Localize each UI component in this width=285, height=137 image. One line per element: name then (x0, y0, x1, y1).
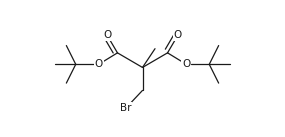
Text: Br: Br (120, 103, 132, 113)
Text: O: O (182, 59, 190, 69)
Text: O: O (95, 59, 103, 69)
Text: O: O (103, 30, 111, 40)
Text: O: O (174, 30, 182, 40)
:::
Quote the material above verbatim, line for line, omitting the picture.

Localize each UI component in this width=285, height=137 image. One line per element: name then (x0, y0, x1, y1).
Text: Br: Br (120, 103, 132, 113)
Text: O: O (182, 59, 190, 69)
Text: O: O (95, 59, 103, 69)
Text: O: O (103, 30, 111, 40)
Text: O: O (174, 30, 182, 40)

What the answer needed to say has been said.